■ WHAT IS EXPECTED:
Rewrite the records from the line containing "Patent image size: (1324, 702)." through the line containing "The clamping assemblies 13 is at (938, 173).", substituting "lateral view" for "side view" and keeping everything else unchanged.
#### DATA FOR THE TASK
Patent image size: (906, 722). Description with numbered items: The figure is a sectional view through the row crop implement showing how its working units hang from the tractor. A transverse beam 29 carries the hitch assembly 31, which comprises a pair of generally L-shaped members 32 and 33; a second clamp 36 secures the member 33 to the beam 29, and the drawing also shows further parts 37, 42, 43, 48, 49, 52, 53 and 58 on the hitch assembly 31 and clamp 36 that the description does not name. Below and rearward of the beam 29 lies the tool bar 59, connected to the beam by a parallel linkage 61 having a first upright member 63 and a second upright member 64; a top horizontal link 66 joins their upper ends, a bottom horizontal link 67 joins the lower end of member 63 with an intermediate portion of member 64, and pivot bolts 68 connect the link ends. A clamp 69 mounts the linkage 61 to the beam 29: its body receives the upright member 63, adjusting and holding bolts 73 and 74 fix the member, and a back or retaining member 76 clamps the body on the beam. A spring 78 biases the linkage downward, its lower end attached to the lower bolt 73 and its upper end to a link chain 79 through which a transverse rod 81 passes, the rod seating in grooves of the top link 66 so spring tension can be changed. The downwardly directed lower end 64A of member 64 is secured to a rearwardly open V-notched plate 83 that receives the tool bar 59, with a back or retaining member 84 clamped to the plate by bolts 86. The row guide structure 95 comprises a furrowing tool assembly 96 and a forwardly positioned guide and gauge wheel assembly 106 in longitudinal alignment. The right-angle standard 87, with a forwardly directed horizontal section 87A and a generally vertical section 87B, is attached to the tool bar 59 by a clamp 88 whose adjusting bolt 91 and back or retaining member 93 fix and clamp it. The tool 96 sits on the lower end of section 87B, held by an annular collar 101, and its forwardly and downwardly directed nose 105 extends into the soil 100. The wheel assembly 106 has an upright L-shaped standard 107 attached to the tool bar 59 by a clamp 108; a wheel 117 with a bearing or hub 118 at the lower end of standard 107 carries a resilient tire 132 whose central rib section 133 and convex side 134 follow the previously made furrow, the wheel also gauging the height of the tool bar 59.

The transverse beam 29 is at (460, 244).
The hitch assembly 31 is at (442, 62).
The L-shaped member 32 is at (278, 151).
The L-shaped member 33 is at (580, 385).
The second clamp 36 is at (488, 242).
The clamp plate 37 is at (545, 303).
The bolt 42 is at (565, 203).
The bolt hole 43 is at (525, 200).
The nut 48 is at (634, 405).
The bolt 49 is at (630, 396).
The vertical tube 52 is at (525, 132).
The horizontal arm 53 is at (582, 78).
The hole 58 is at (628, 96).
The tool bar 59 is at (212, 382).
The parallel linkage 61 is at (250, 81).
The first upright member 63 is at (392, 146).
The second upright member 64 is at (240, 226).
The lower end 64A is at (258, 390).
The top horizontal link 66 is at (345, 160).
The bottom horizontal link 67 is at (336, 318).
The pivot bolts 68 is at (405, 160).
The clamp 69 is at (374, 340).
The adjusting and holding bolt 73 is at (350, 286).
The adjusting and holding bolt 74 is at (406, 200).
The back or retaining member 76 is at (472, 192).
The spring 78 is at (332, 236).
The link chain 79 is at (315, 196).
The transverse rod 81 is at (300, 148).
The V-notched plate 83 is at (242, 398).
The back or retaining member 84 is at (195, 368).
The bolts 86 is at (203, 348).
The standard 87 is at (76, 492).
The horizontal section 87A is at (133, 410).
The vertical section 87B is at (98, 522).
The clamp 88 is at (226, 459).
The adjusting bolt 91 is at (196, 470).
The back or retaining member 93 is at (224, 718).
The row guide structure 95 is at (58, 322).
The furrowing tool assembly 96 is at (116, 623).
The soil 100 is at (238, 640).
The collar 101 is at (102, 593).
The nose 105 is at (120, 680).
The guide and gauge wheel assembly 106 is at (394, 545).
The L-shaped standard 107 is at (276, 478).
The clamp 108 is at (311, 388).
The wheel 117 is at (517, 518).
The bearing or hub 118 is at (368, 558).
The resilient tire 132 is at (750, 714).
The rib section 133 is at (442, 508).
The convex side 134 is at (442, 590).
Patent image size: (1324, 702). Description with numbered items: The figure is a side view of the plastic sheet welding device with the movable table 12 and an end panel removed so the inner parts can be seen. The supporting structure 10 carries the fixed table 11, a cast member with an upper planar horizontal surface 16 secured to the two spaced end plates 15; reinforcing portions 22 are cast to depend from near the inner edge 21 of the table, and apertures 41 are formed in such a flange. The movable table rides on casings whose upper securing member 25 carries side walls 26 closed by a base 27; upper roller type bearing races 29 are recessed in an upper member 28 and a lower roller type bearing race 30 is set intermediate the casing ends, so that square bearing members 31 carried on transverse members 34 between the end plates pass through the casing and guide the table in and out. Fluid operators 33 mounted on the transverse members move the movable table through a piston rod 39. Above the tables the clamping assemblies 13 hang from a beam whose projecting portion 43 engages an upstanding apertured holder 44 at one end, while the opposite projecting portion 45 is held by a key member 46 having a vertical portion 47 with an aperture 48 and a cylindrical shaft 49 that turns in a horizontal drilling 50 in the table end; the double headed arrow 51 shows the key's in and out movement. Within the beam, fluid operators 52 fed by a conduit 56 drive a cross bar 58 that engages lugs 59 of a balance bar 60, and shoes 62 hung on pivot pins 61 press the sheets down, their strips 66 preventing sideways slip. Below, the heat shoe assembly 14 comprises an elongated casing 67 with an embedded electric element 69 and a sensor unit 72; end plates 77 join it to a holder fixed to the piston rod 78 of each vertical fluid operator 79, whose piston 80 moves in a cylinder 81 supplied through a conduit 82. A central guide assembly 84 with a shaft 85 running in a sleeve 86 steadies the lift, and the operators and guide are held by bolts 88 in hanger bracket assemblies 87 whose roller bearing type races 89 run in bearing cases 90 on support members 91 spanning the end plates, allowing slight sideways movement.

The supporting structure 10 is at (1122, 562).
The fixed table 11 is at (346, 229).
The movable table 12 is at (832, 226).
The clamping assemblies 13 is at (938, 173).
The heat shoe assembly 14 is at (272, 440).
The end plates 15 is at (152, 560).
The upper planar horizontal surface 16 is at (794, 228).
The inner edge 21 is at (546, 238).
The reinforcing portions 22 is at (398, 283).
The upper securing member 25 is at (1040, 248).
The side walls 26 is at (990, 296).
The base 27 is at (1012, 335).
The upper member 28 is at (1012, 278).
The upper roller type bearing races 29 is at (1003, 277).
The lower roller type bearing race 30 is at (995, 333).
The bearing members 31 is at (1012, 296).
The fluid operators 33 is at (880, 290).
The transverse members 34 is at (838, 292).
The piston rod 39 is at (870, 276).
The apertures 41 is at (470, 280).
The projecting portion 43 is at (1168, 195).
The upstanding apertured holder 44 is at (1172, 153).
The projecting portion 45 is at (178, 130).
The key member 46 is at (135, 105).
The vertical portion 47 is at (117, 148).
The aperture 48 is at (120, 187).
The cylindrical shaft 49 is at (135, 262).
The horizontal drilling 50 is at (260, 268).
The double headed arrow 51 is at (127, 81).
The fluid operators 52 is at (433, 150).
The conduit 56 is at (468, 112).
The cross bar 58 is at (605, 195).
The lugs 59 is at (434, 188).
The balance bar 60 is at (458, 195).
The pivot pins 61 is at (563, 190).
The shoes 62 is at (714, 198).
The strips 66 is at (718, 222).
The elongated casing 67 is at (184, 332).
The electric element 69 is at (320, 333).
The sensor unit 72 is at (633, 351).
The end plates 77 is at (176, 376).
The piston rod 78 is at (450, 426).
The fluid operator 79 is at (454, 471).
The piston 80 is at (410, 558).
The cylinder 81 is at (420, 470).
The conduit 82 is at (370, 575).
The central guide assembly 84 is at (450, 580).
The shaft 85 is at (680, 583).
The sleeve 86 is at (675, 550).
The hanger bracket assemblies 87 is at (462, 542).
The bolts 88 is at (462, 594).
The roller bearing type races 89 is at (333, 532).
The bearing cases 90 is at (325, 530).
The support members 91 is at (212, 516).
########
■ RESPONSE FOR THIS EXERCISE:
Patent image size: (1324, 702). Description with numbered items: The figure is a lateral view of the plastic sheet welding device with the movable table 12 and an end panel removed so the inner parts can be seen. The supporting structure 10 carries the fixed table 11, a cast member with an upper planar horizontal surface 16 secured to the two spaced end plates 15; reinforcing portions 22 are cast to depend from near the inner edge 21 of the table, and apertures 41 are formed in such a flange. The movable table rides on casings whose upper securing member 25 carries side walls 26 closed by a base 27; upper roller type bearing races 29 are recessed in an upper member 28 and a lower roller type bearing race 30 is set intermediate the casing ends, so that square bearing members 31 carried on transverse members 34 between the end plates pass through the casing and guide the table in and out. Fluid operators 33 mounted on the transverse members move the movable table through a piston rod 39. Above the tables the clamping assemblies 13 hang from a beam whose projecting portion 43 engages an upstanding apertured holder 44 at one end, while the opposite projecting portion 45 is held by a key member 46 having a vertical portion 47 with an aperture 48 and a cylindrical shaft 49 that turns in a horizontal drilling 50 in the table end; the double headed arrow 51 shows the key's in and out movement. Within the beam, fluid operators 52 fed by a conduit 56 drive a cross bar 58 that engages lugs 59 of a balance bar 60, and shoes 62 hung on pivot pins 61 press the sheets down, their strips 66 preventing sideways slip. Below, the heat shoe assembly 14 comprises an elongated casing 67 with an embedded electric element 69 and a sensor unit 72; end plates 77 join it to a holder fixed to the piston rod 78 of each vertical fluid operator 79, whose piston 80 moves in a cylinder 81 supplied through a conduit 82. A central guide assembly 84 with a shaft 85 running in a sleeve 86 steadies the lift, and the operators and guide are held by bolts 88 in hanger bracket assemblies 87 whose roller bearing type races 89 run in bearing cases 90 on support members 91 spanning the end plates, allowing slight sideways movement.

The supporting structure 10 is at (1122, 562).
The fixed table 11 is at (346, 229).
The movable table 12 is at (832, 226).
The clamping assemblies 13 is at (938, 173).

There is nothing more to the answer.